Exercise brief: All entries must be repeated exactly; do not include the pictures.

Supplied data:
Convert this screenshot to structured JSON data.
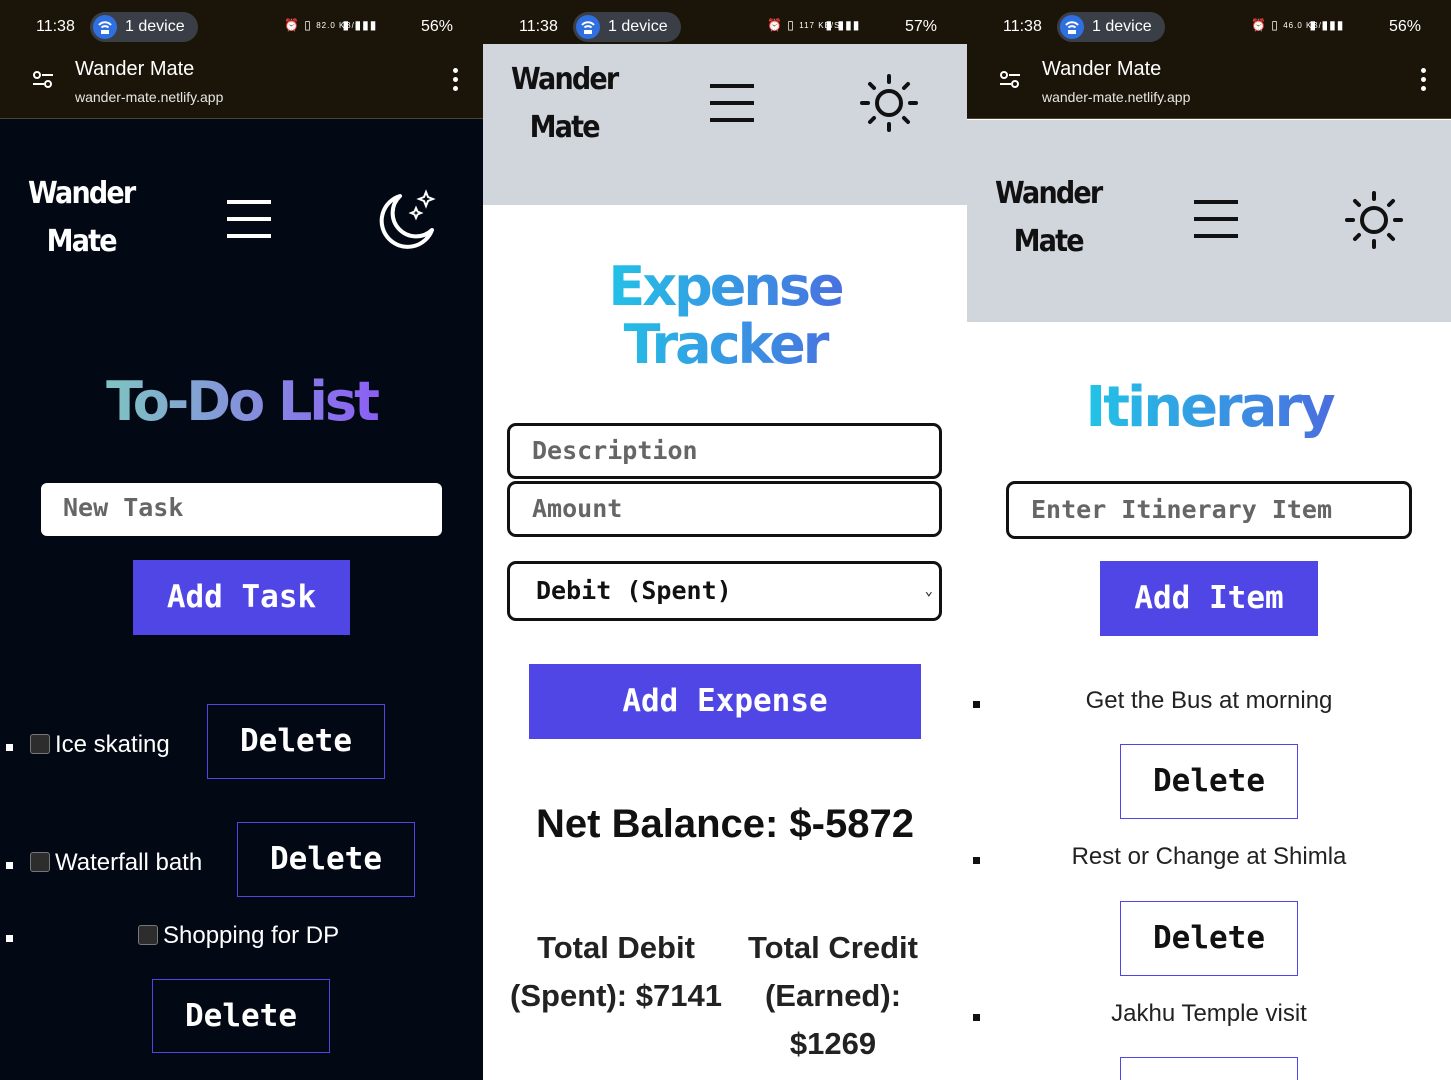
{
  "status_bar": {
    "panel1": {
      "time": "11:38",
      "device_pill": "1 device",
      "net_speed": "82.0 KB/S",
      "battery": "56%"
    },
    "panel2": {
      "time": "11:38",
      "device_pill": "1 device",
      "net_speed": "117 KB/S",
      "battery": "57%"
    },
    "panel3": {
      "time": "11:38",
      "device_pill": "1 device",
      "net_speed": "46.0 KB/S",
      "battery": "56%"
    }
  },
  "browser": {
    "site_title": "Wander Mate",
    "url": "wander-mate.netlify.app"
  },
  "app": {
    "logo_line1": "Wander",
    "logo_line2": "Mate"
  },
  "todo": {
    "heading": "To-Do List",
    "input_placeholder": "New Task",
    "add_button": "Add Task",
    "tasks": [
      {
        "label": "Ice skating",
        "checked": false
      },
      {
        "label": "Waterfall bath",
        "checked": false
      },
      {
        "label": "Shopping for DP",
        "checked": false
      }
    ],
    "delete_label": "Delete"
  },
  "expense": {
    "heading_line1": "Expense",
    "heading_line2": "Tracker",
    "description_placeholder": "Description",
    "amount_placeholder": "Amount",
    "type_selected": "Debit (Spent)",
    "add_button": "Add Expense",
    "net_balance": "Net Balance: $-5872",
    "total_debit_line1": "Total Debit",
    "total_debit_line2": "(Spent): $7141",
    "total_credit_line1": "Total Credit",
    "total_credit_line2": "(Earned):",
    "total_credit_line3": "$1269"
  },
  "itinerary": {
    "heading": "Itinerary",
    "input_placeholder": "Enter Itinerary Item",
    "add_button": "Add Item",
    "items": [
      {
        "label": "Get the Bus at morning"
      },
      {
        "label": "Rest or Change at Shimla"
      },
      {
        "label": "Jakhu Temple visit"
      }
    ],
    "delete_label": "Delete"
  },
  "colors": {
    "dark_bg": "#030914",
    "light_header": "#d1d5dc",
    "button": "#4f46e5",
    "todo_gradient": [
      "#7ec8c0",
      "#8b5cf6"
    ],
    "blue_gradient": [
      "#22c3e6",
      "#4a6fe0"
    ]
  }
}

Complete answer:
Convert this screenshot to structured JSON data.
{
  "status_bar": {
    "panel1": {
      "time": "11:38",
      "device_pill": "1 device",
      "net_speed": "82.0 KB/S",
      "battery": "56%"
    },
    "panel2": {
      "time": "11:38",
      "device_pill": "1 device",
      "net_speed": "117 KB/S",
      "battery": "57%"
    },
    "panel3": {
      "time": "11:38",
      "device_pill": "1 device",
      "net_speed": "46.0 KB/S",
      "battery": "56%"
    }
  },
  "browser": {
    "site_title": "Wander Mate",
    "url": "wander-mate.netlify.app"
  },
  "app": {
    "logo_line1": "Wander",
    "logo_line2": "Mate"
  },
  "todo": {
    "heading": "To-Do List",
    "input_placeholder": "New Task",
    "add_button": "Add Task",
    "tasks": [
      {
        "label": "Ice skating",
        "checked": false
      },
      {
        "label": "Waterfall bath",
        "checked": false
      },
      {
        "label": "Shopping for DP",
        "checked": false
      }
    ],
    "delete_label": "Delete"
  },
  "expense": {
    "heading_line1": "Expense",
    "heading_line2": "Tracker",
    "description_placeholder": "Description",
    "amount_placeholder": "Amount",
    "type_selected": "Debit (Spent)",
    "add_button": "Add Expense",
    "net_balance": "Net Balance: $-5872",
    "total_debit_line1": "Total Debit",
    "total_debit_line2": "(Spent): $7141",
    "total_credit_line1": "Total Credit",
    "total_credit_line2": "(Earned):",
    "total_credit_line3": "$1269"
  },
  "itinerary": {
    "heading": "Itinerary",
    "input_placeholder": "Enter Itinerary Item",
    "add_button": "Add Item",
    "items": [
      {
        "label": "Get the Bus at morning"
      },
      {
        "label": "Rest or Change at Shimla"
      },
      {
        "label": "Jakhu Temple visit"
      }
    ],
    "delete_label": "Delete"
  },
  "colors": {
    "dark_bg": "#030914",
    "light_header": "#d1d5dc",
    "button": "#4f46e5",
    "todo_gradient": [
      "#7ec8c0",
      "#8b5cf6"
    ],
    "blue_gradient": [
      "#22c3e6",
      "#4a6fe0"
    ]
  }
}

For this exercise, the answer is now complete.